** start of Records supplied **

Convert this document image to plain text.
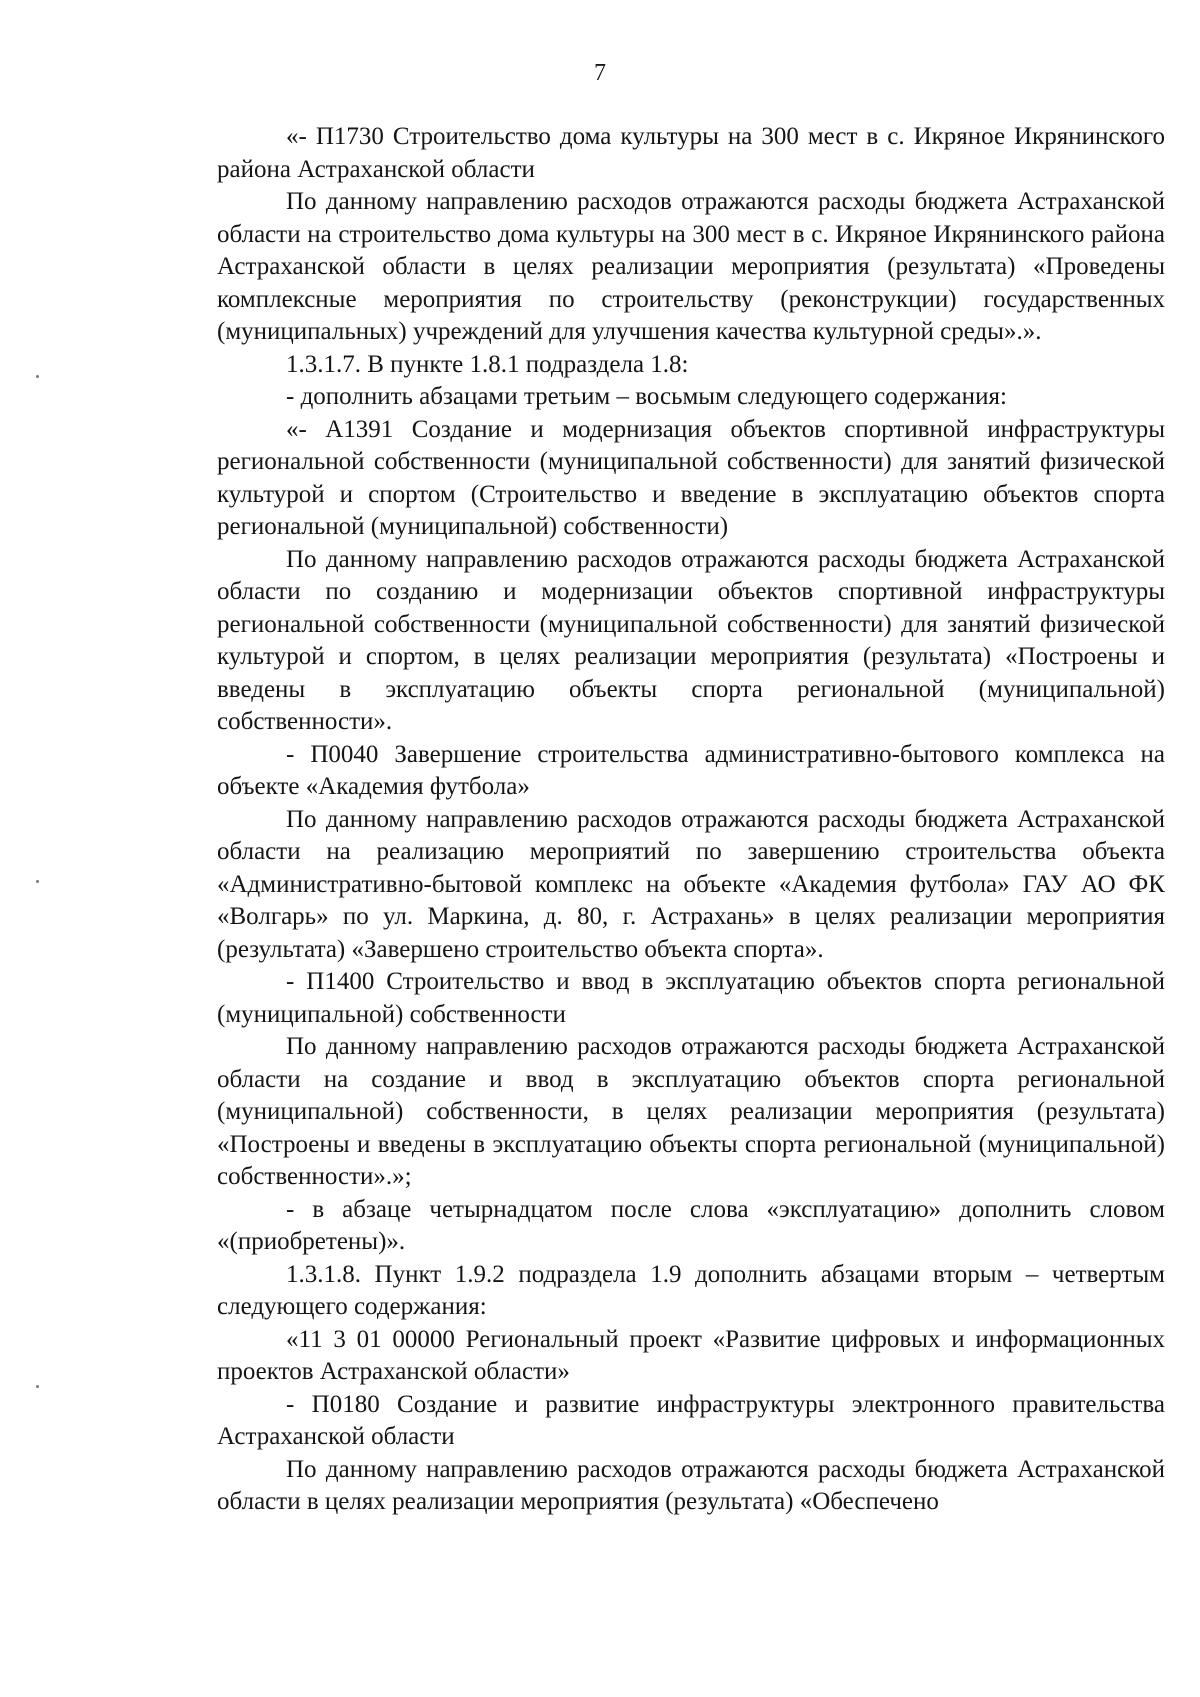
7

«- П1730 Строительство дома культуры на 300 мест в с. Икряное Икрянинского района Астраханской области

По данному направлению расходов отражаются расходы бюджета Астраханской области на строительство дома культуры на 300 мест в с. Икряное Икрянинского района Астраханской области в целях реализации мероприятия (результата) «Проведены комплексные мероприятия по строительству (реконструкции) государственных (муниципальных) учреждений для улучшения качества культурной среды».».

1.3.1.7. В пункте 1.8.1 подраздела 1.8:

- дополнить абзацами третьим – восьмым следующего содержания:

«- А1391 Создание и модернизация объектов спортивной инфраструктуры региональной собственности (муниципальной собственности) для занятий физической культурой и спортом (Строительство и введение в эксплуатацию объектов спорта региональной (муниципальной) собственности)

По данному направлению расходов отражаются расходы бюджета Астраханской области по созданию и модернизации объектов спортивной инфраструктуры региональной собственности (муниципальной собственности) для занятий физической культурой и спортом, в целях реализации мероприятия (результата) «Построены и введены в эксплуатацию объекты спорта региональной (муниципальной) собственности».

- П0040 Завершение строительства административно-бытового комплекса на объекте «Академия футбола»

По данному направлению расходов отражаются расходы бюджета Астраханской области на реализацию мероприятий по завершению строительства объекта «Административно-бытовой комплекс на объекте «Академия футбола» ГАУ АО ФК «Волгарь» по ул. Маркина, д. 80, г. Астрахань» в целях реализации мероприятия (результата) «Завершено строительство объекта спорта».

- П1400 Строительство и ввод в эксплуатацию объектов спорта региональной (муниципальной) собственности

По данному направлению расходов отражаются расходы бюджета Астраханской области на создание и ввод в эксплуатацию объектов спорта региональной (муниципальной) собственности, в целях реализации мероприятия (результата) «Построены и введены в эксплуатацию объекты спорта региональной (муниципальной) собственности».»;

- в абзаце четырнадцатом после слова «эксплуатацию» дополнить словом «(приобретены)».

1.3.1.8. Пункт 1.9.2 подраздела 1.9 дополнить абзацами вторым – четвертым следующего содержания:

«11 3 01 00000 Региональный проект «Развитие цифровых и информационных проектов Астраханской области»

- П0180 Создание и развитие инфраструктуры электронного правительства Астраханской области

По данному направлению расходов отражаются расходы бюджета Астраханской области в целях реализации мероприятия (результата) «Обеспечено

** end of Records supplied **

▶ **Task**: Say how many lines above hold the word "футбола", giving only the count.

▶ **Answer for the task**: 2